*Given instruction 1*
From the records, copy out unchanged the lines from the one containing "wind-barb [1017,337,1028,346]" through the one containing "wind-barb [283,275,293,278]", with both of those lines included.

** START OF Quoted text **

This || this: Whiteboard Interviews - jmmarco
https://stackoverflow.blog/2019/12/16/this-this-whiteboard-interviews/
======
daly
BALL-PITS and CLOWN NOSES

I worked with a guy, Bob, in our college computer room. Bob had returned to
get his BS after many years in industry. He had great stories. He also had
great advice. He taught me that you can learn a lot about how a company will
treat their employees by paying attention to the way they treat you during the
interview. He suggested several sign that indicated it was best to just "walk
away".

If you go into a restaurant for a professional lunch meeting and they have a
ball-pit / swing set /etc. it might not be the most professional place to hold
the meeting. Just walk away.

If you go to a 5 star restaurant and they want you to wear a clown nose
(Everybody Does It!) Just walk away.

The big scam is "We hire the best and the brightest". "We mandate a whiteboard
test (Everybody Does It)". It is my opinion (based on experience) that
companies that insist on a whiteboard test, despite years of programming on
your resume and open source code, are either Ball-Pit companies (who don't
know what it means to be a professional) or Clown-Nose companies (who know
what it means to be a professional but still treat you like a commodity). Just
walk away.

** END OF Quoted text **

*Given instruction 2*
In the post on whiteboard interviews, what did Bob return to college to earn?

** START OF Provided records **

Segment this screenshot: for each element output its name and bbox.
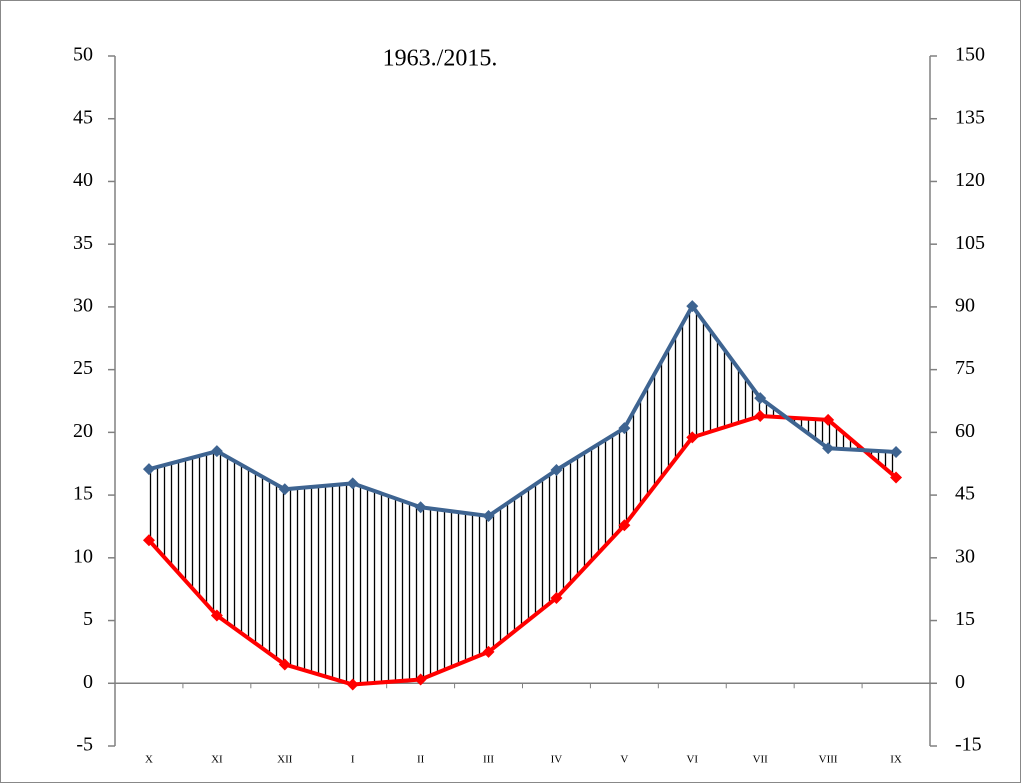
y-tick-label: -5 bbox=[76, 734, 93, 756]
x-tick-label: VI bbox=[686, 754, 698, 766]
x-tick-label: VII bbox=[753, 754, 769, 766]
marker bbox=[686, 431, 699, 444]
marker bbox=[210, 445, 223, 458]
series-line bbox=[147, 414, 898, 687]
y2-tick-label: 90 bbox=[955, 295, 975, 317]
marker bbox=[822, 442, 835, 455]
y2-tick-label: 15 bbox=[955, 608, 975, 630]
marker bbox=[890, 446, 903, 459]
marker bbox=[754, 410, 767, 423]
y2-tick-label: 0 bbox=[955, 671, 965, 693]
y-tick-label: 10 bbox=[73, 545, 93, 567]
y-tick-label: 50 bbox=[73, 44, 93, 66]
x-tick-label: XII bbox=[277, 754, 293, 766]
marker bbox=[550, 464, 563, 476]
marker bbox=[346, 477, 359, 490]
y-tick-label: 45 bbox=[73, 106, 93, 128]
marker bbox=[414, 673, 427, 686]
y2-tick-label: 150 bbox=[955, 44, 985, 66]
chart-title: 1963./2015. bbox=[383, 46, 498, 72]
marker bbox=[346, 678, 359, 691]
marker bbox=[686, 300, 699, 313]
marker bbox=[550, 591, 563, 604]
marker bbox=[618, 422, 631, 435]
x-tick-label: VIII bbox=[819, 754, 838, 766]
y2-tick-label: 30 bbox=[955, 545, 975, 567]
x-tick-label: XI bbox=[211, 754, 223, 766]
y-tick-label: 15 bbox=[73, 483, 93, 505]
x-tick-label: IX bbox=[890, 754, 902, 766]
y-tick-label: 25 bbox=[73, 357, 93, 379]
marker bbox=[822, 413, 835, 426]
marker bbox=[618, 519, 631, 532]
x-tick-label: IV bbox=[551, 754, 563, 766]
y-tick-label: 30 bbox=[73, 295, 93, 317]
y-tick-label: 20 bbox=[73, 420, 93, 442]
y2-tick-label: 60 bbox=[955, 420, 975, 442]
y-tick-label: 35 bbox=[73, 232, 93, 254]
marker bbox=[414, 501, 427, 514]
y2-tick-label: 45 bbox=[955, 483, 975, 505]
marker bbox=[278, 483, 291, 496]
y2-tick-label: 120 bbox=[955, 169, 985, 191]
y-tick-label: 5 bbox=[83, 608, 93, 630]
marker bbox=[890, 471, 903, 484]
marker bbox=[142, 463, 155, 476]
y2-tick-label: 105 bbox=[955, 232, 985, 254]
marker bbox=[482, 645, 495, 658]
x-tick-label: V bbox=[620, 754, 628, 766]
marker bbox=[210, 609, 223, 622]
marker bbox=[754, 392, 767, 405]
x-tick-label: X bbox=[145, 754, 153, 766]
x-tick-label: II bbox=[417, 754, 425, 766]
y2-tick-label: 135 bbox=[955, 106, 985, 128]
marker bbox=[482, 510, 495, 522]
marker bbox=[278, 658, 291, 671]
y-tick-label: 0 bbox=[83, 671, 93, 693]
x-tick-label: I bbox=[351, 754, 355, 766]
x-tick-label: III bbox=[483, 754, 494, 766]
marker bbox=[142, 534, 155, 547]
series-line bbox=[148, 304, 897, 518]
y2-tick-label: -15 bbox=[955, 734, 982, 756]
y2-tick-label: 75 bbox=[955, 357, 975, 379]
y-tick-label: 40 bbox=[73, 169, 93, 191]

** END OF Provided records **
** START OF Provided records **

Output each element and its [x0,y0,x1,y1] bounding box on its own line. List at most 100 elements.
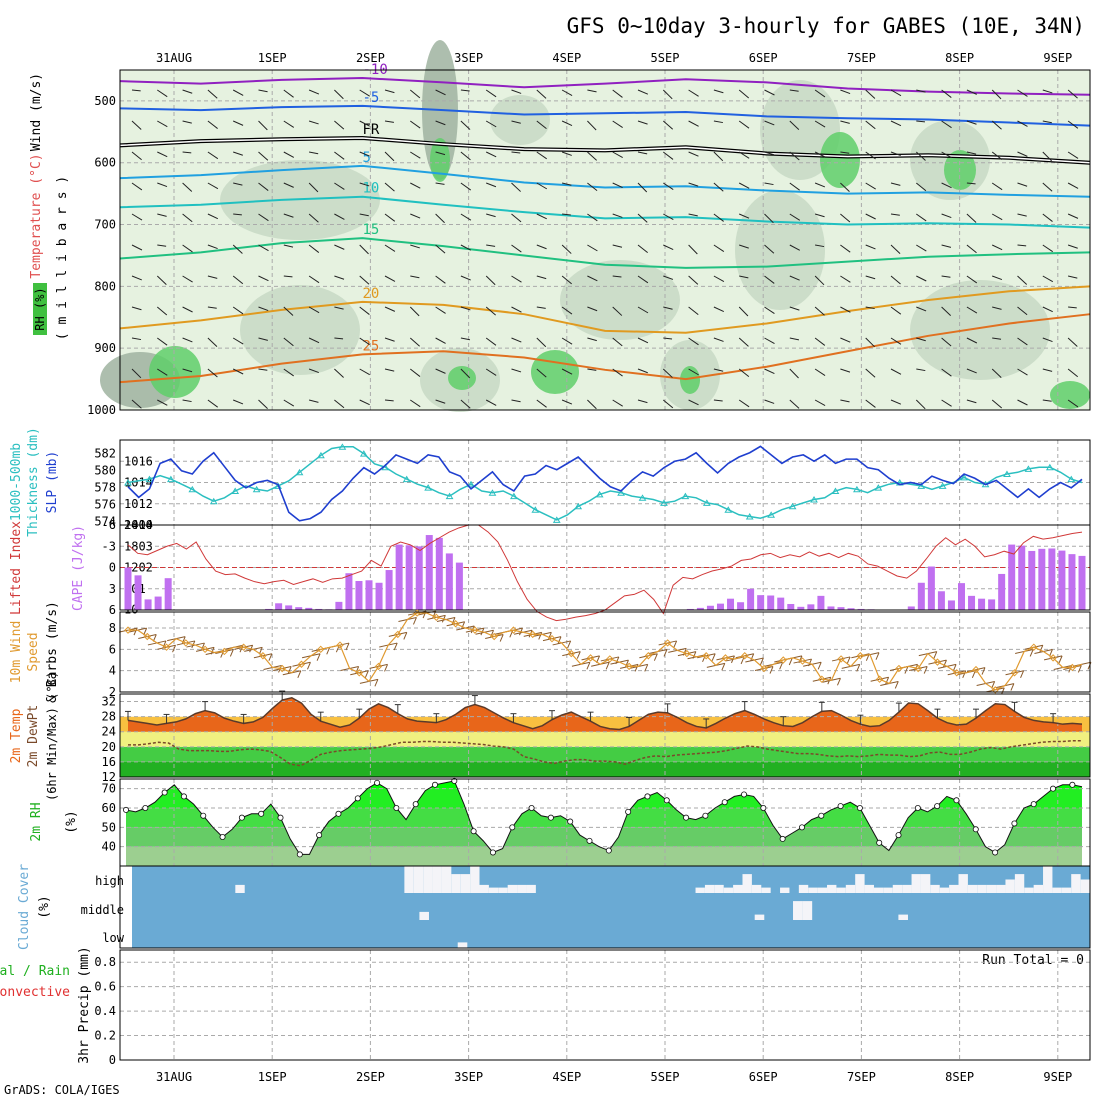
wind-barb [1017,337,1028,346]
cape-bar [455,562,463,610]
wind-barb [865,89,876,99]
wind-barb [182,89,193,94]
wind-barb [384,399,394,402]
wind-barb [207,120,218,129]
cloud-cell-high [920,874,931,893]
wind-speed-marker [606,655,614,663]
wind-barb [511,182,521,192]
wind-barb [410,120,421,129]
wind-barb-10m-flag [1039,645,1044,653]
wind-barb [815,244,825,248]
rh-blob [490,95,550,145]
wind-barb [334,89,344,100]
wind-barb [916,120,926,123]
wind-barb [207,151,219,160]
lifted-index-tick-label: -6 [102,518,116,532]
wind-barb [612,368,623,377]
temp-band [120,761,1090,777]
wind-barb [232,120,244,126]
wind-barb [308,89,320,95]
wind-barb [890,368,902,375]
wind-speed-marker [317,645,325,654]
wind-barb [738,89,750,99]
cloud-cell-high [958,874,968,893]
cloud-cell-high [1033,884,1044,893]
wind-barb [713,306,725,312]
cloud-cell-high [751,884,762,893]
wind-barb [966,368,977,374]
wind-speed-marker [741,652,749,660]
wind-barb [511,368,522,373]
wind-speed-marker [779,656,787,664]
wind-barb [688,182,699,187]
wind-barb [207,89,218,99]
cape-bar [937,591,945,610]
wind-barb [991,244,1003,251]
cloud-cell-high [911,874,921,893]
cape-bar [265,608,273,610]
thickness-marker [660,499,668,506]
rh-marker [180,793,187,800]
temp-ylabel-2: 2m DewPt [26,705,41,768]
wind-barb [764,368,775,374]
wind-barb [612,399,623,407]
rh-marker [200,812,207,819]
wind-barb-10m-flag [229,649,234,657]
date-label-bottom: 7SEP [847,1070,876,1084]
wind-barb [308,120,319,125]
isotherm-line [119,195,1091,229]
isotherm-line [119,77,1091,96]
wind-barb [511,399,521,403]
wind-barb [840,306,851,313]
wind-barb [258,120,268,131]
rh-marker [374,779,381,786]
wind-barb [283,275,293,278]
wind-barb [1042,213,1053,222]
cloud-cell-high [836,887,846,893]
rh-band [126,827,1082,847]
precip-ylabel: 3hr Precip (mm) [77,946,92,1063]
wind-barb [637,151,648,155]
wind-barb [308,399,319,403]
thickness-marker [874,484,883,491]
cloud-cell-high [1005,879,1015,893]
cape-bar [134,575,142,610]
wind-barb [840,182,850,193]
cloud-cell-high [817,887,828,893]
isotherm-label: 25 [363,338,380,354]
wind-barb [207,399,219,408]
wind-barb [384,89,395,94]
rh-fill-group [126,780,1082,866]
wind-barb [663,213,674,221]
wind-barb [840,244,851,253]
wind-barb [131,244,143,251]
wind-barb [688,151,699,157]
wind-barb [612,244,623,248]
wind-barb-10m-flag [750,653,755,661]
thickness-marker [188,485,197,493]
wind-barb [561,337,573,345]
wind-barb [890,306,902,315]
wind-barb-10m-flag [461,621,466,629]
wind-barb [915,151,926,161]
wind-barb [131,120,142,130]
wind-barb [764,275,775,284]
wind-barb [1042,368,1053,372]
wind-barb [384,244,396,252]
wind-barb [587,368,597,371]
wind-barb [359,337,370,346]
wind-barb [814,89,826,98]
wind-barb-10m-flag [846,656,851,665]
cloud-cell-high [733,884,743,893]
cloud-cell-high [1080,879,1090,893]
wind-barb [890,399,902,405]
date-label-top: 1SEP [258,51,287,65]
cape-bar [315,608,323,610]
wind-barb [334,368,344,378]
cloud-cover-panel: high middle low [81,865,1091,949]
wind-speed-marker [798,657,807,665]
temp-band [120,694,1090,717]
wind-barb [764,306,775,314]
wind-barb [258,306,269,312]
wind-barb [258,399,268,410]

** END OF Provided records **

*Task answer 1*
wind-barb [1017,337,1028,346]
cape-bar [455,562,463,610]
wind-barb [865,89,876,99]
wind-barb [182,89,193,94]
wind-barb [384,399,394,402]
wind-barb [207,120,218,129]
cloud-cell-high [920,874,931,893]
wind-speed-marker [606,655,614,663]
wind-barb [511,182,521,192]
wind-barb [410,120,421,129]
wind-barb-10m-flag [1039,645,1044,653]
wind-barb [815,244,825,248]
rh-blob [490,95,550,145]
wind-barb [334,89,344,100]
wind-barb [916,120,926,123]
wind-barb [207,151,219,160]
lifted-index-tick-label: -6 [102,518,116,532]
wind-barb [612,368,623,377]
temp-band [120,761,1090,777]
wind-barb [232,120,244,126]
wind-barb [308,89,320,95]
wind-barb [890,368,902,375]
wind-speed-marker [317,645,325,654]
wind-barb [738,89,750,99]
cloud-cell-high [958,874,968,893]
cloud-cell-high [1033,884,1044,893]
wind-barb [713,306,725,312]
cloud-cell-high [751,884,762,893]
wind-barb [966,368,977,374]
wind-speed-marker [741,652,749,660]
wind-barb [511,368,522,373]
wind-speed-marker [779,656,787,664]
wind-barb [688,182,699,187]
wind-barb [207,89,218,99]
cape-bar [937,591,945,610]
wind-barb [991,244,1003,251]
cloud-cell-high [911,874,921,893]
cape-bar [265,608,273,610]
thickness-marker [660,499,668,506]
rh-marker [180,793,187,800]
temp-ylabel-2: 2m DewPt [26,705,41,768]
wind-barb [764,368,775,374]
wind-barb [612,399,623,407]
rh-marker [200,812,207,819]
wind-barb-10m-flag [229,649,234,657]
date-label-bottom: 7SEP [847,1070,876,1084]
wind-barb [308,120,319,125]
isotherm-line [119,195,1091,229]
isotherm-line [119,77,1091,96]
wind-barb [511,399,521,403]
wind-barb [840,306,851,313]
wind-barb [258,120,268,131]
rh-marker [374,779,381,786]
wind-barb [283,275,293,278]

*Task answer 2*
His BS.